**** TEXTO MOSTRADO

En su nueva película, Juan José
Campanella refuerza la apuesta que hiciera en El hijo de la novia: se
instala en el costumbrismo más acérrimo. Narra la historia de un club de
barrio que desde sus épocas doradas de los ‘50 ha decaído hasta llegar a la
ruina y la derrota. Puestos en una situación límite, sus escasos devotos
socios deben decidir si venden el club o encuentran algún medio (mágico)
para reflotarlo. Toda similitud con la situación que atraviesa la Argentina
es intencional y, lo que es peor, sumamente obvia. En este film que zozobra
en la melancolía y apela a los recursos y sentimientos más conservadores no
falta ninguno de los clisés imaginables: las rivalidades entre los socios,
el romance entre la profesora de danzas y el entrenador de básquet, los
héroes que en plena bancarrota conservan su dignidad, el socio turrito
que hará su negocio con el club (y proclama: “¿cuál es el mal de hacer
negocios?”), los jóvenes que se van a España “a probar”, el matrimonio en
crisis, la divorciada resentida, la reiterada metáfora del ascenso
imposible, en fin. Sobran tópicos y faltan ideas originales. El protagonista
monolítico es un héroe pasivo que no tiene el menor registro de lo que
sucede en su vida, ni en su familia, ni en su club, ni en su país, y piensa
que con una kermesse “como las de antes” podrá salvar una deuda de 40 mil
pesos.

********
**** REGISTROS LISTADOS

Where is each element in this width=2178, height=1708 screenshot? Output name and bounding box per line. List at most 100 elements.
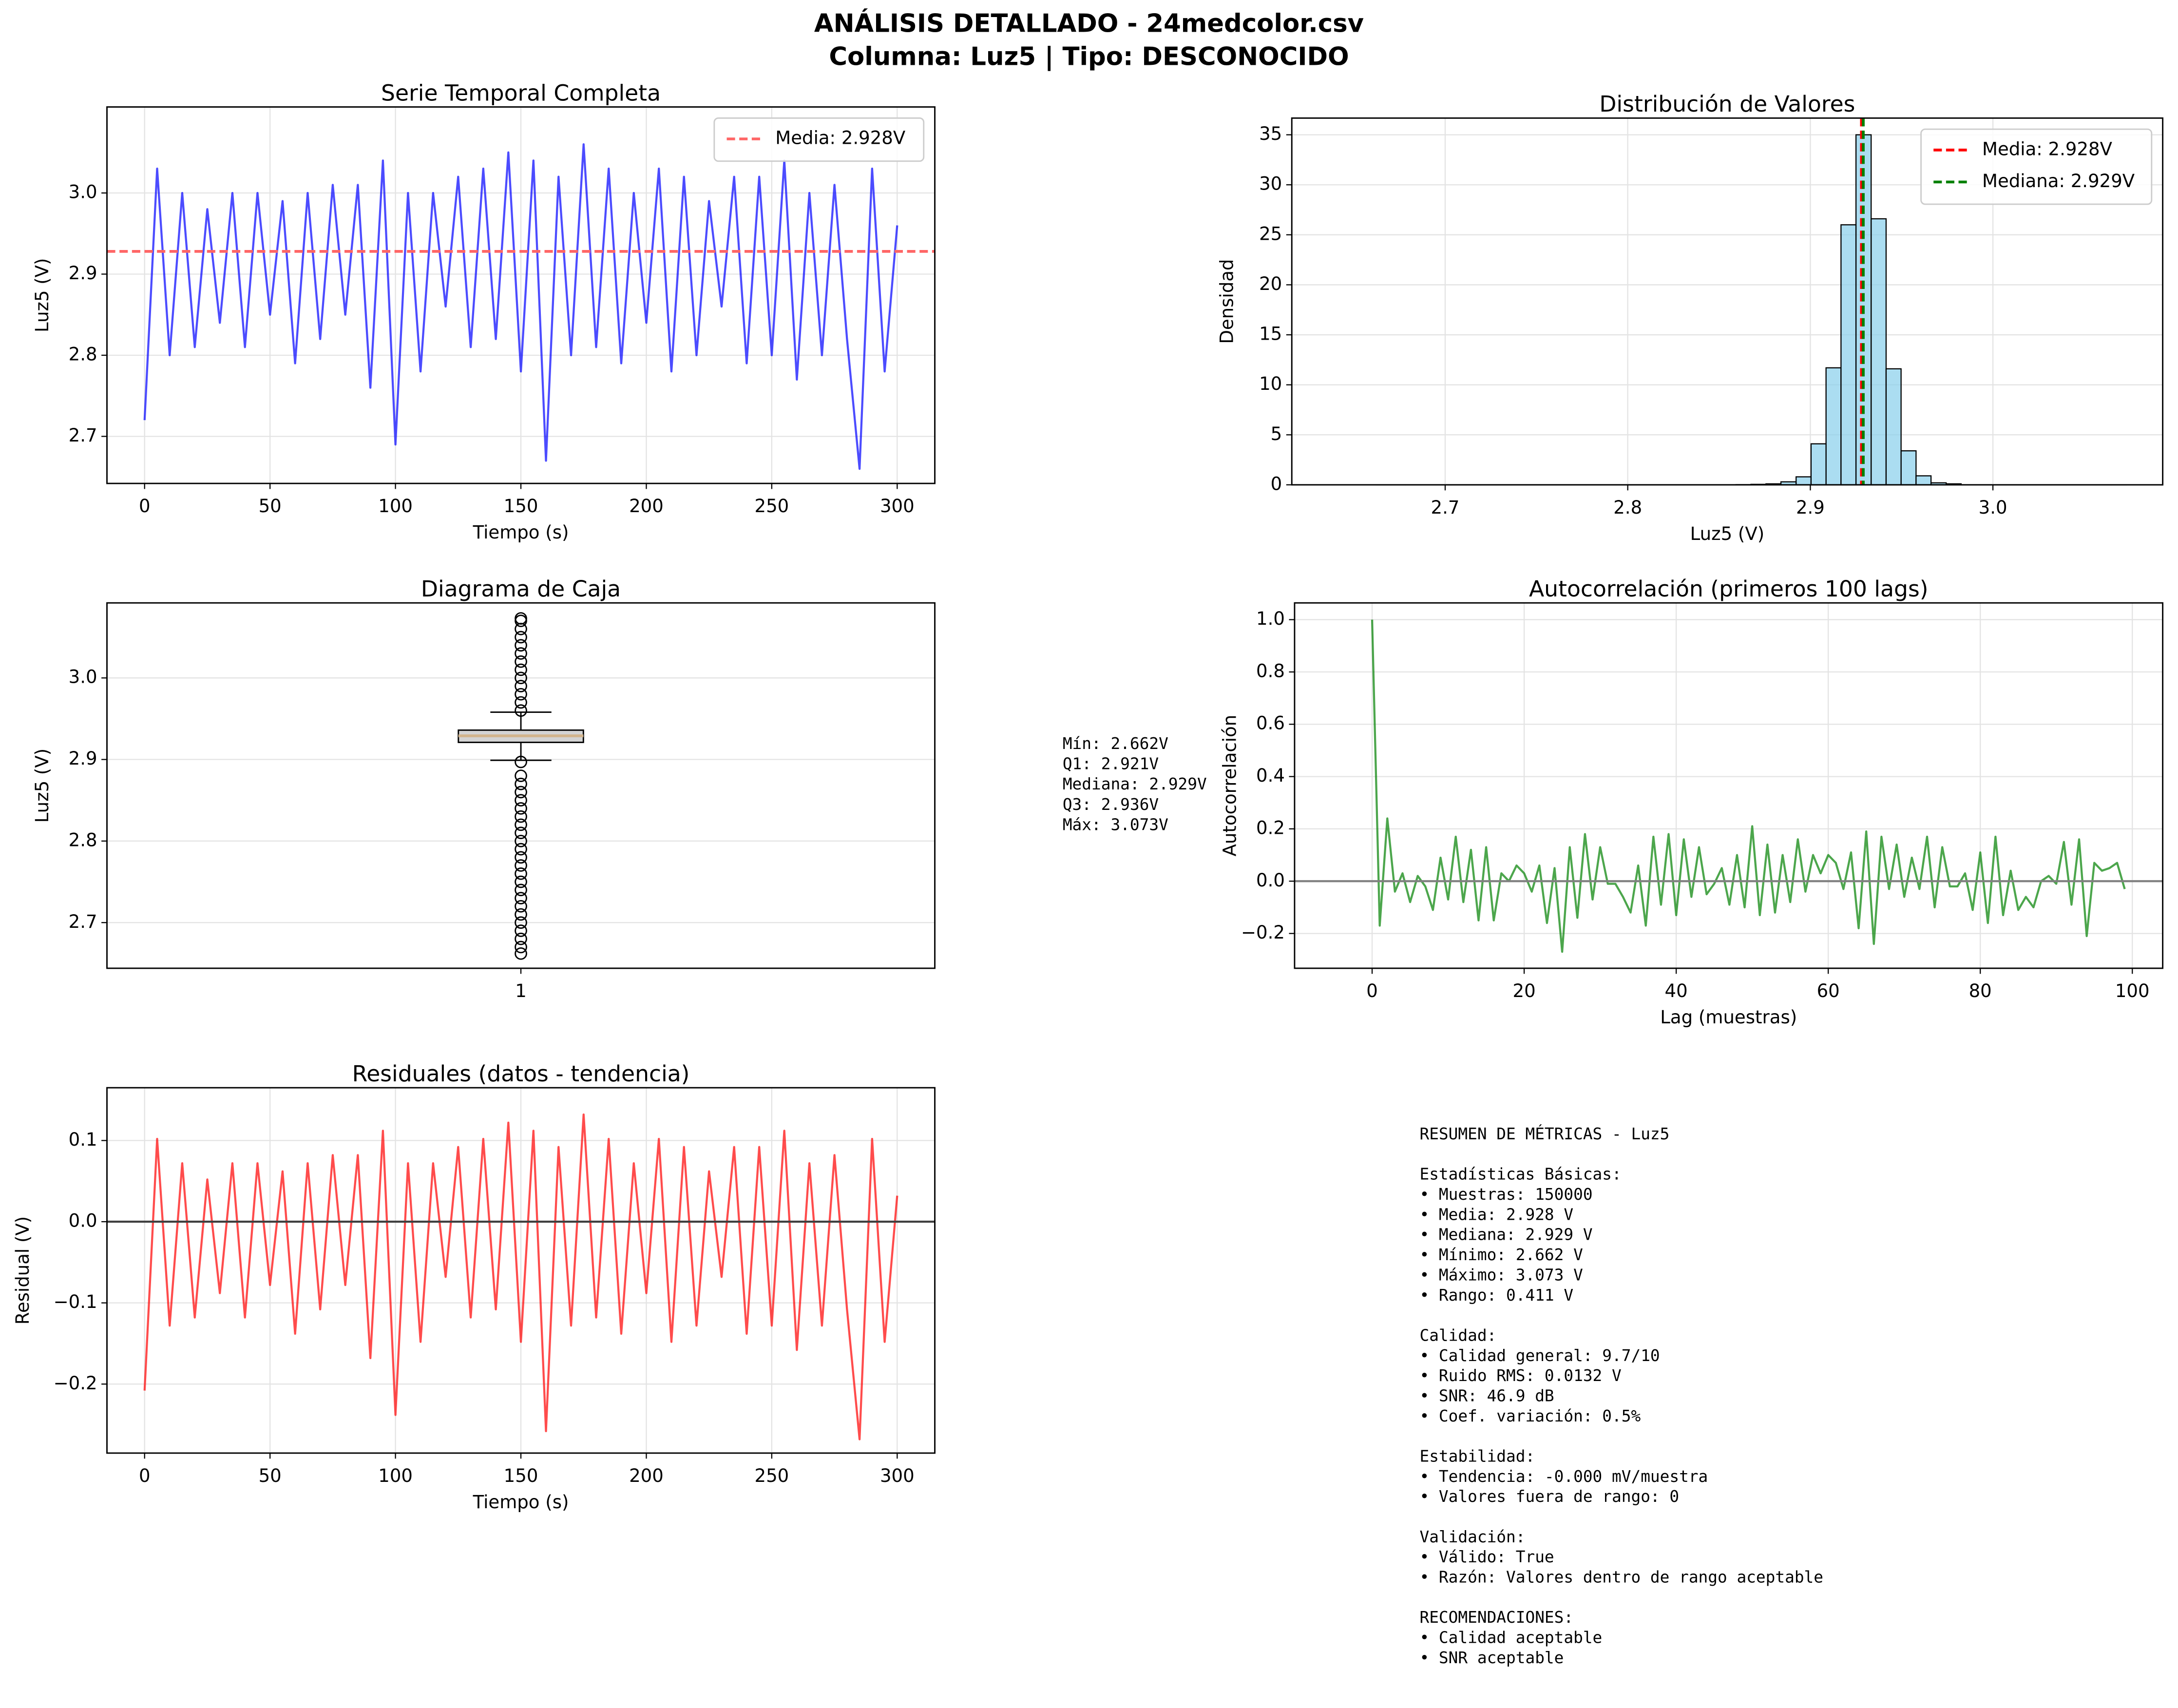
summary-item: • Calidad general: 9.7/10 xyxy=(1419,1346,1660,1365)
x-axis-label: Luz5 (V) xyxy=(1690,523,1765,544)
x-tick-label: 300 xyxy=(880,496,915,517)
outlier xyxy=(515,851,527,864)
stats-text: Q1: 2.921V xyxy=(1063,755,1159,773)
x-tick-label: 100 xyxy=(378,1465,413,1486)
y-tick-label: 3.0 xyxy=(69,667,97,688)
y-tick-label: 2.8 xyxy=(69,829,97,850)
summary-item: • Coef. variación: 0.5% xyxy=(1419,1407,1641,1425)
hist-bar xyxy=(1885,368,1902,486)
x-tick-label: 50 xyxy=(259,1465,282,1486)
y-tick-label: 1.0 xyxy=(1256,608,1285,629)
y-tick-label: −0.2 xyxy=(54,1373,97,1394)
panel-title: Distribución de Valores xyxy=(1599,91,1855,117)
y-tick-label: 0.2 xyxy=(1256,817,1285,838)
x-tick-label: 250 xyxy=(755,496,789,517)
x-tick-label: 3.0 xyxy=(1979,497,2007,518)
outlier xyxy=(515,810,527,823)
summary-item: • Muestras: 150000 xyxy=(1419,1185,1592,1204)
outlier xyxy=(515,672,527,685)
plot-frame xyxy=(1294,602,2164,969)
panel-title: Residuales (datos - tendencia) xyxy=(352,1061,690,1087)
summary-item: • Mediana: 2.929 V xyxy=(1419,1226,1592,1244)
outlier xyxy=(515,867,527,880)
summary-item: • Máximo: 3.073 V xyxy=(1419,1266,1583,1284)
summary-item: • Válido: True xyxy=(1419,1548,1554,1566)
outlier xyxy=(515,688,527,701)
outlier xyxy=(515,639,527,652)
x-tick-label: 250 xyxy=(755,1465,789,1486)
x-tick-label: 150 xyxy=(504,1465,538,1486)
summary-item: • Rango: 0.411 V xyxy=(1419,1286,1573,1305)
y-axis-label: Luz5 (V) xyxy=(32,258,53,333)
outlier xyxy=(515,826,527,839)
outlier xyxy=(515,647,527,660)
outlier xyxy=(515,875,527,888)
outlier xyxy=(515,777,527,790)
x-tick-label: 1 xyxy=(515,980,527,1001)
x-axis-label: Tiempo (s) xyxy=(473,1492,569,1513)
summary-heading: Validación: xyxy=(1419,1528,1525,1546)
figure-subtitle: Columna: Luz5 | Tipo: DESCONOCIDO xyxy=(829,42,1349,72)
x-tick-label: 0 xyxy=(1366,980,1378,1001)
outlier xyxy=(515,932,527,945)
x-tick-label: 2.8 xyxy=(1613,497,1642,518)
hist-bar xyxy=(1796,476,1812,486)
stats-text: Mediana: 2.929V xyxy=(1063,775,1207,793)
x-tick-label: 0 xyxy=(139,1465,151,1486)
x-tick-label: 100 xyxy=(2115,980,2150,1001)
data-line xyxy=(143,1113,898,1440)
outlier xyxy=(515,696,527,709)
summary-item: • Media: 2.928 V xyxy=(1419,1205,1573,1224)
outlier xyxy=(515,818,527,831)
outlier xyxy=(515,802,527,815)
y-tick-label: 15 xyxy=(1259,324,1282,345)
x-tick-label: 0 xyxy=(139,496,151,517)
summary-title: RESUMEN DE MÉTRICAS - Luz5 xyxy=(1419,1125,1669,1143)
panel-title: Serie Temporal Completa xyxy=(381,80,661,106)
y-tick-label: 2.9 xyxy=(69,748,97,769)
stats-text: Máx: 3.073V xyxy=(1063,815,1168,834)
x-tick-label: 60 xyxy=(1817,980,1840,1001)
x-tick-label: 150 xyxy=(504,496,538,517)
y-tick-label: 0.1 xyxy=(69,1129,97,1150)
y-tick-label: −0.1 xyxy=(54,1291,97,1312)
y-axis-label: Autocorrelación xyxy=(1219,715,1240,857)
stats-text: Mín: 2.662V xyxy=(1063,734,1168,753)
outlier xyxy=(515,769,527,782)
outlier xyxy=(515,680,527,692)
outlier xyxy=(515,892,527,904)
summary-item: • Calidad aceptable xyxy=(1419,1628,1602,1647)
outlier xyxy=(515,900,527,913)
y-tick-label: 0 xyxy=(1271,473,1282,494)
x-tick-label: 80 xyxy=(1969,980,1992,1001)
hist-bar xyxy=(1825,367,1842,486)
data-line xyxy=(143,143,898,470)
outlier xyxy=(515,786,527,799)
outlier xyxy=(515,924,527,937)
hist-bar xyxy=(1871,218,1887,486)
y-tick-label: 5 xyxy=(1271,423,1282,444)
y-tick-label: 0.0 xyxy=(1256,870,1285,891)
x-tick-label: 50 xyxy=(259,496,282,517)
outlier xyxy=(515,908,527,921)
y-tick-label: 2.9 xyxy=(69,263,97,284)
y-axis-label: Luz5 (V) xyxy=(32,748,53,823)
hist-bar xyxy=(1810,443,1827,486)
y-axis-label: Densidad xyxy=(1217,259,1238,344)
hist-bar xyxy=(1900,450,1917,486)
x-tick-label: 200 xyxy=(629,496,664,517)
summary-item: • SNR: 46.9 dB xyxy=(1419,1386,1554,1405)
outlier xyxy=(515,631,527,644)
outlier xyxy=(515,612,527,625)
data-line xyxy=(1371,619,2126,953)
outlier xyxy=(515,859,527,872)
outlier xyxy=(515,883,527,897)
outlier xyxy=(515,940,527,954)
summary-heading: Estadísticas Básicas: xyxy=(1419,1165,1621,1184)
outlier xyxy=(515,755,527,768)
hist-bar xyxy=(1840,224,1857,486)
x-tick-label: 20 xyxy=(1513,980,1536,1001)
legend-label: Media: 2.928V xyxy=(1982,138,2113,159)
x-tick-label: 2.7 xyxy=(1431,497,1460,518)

********
**** REGISTROS LISTADOS

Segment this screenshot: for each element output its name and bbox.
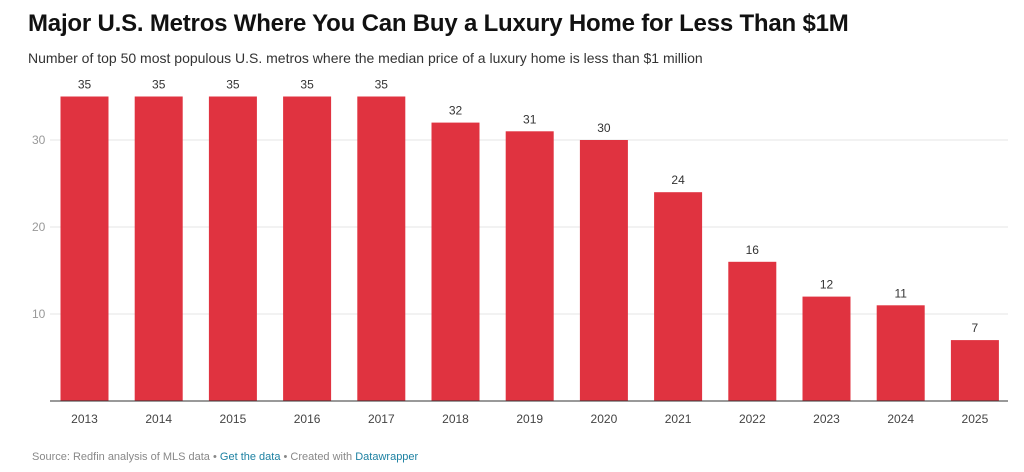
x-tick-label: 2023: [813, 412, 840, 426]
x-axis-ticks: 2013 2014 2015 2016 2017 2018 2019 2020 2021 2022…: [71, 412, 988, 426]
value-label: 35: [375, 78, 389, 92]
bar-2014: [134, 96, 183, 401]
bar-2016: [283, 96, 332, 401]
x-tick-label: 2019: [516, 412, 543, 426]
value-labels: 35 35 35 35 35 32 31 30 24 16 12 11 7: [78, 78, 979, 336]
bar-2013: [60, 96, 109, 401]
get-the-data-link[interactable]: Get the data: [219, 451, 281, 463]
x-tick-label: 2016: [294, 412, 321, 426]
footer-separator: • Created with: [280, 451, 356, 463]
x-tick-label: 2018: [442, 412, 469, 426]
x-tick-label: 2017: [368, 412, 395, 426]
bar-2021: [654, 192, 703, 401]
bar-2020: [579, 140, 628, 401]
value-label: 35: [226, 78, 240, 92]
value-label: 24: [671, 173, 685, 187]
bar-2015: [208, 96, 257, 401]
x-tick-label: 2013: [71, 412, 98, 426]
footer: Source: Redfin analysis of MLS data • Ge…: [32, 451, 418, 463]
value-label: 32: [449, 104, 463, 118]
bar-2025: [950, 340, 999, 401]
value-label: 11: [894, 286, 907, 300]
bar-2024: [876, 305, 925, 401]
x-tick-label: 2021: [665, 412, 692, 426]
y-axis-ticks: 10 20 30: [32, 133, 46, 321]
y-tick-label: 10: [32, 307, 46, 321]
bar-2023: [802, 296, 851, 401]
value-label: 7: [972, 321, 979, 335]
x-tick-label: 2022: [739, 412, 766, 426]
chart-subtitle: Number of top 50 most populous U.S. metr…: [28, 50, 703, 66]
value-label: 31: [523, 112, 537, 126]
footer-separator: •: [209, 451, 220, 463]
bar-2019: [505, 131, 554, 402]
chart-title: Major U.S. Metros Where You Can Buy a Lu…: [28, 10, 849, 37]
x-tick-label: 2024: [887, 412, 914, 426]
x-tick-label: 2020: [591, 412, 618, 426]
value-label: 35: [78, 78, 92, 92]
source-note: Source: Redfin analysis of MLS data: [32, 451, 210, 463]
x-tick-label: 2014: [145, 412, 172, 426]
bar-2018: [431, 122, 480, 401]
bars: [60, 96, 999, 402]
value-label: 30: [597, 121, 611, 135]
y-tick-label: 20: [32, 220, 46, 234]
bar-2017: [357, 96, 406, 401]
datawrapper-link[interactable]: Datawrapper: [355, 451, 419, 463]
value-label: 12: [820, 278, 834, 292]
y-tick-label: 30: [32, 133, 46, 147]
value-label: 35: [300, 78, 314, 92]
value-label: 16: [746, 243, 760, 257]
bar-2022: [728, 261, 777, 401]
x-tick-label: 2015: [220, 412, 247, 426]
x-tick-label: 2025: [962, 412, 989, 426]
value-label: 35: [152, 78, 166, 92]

********

**LO QUE SE PIDE:**
- 1) Actualiza la reseña reproduciendo el fragmento que empieza con las palabras "En su nueva" y termina con "algún medio (mágico)", y reemplaza en él "socios" por "miembros".
- 2) Copia palabra por palabra las líneas de los registros que van desde la que contiene "x-tick-label: 2023: [813, 412, 840, 426]" hasta la que contiene "bar-2013: [60, 96, 109, 401]", ambas incluidas.

**CONJUNTO DE SOLUCIONES:**
- 1)
En su nueva película, Juan José
Campanella refuerza la apuesta que hiciera en El hijo de la novia: se
instala en el costumbrismo más acérrimo. Narra la historia de un club de
barrio que desde sus épocas doradas de los ‘50 ha decaído hasta llegar a la
ruina y la derrota. Puestos en una situación límite, sus escasos devotos
miembros deben decidir si venden el club o encuentran algún medio (mágico)

- 2)
x-tick-label: 2023: [813, 412, 840, 426]
x-axis-ticks: 2013 2014 2015 2016 2017 2018 2019 2020 2021 2022…: [71, 412, 988, 426]
value-label: 35: [375, 78, 389, 92]
bar-2014: [134, 96, 183, 401]
bar-2016: [283, 96, 332, 401]
x-tick-label: 2019: [516, 412, 543, 426]
value-labels: 35 35 35 35 35 32 31 30 24 16 12 11 7: [78, 78, 979, 336]
bar-2013: [60, 96, 109, 401]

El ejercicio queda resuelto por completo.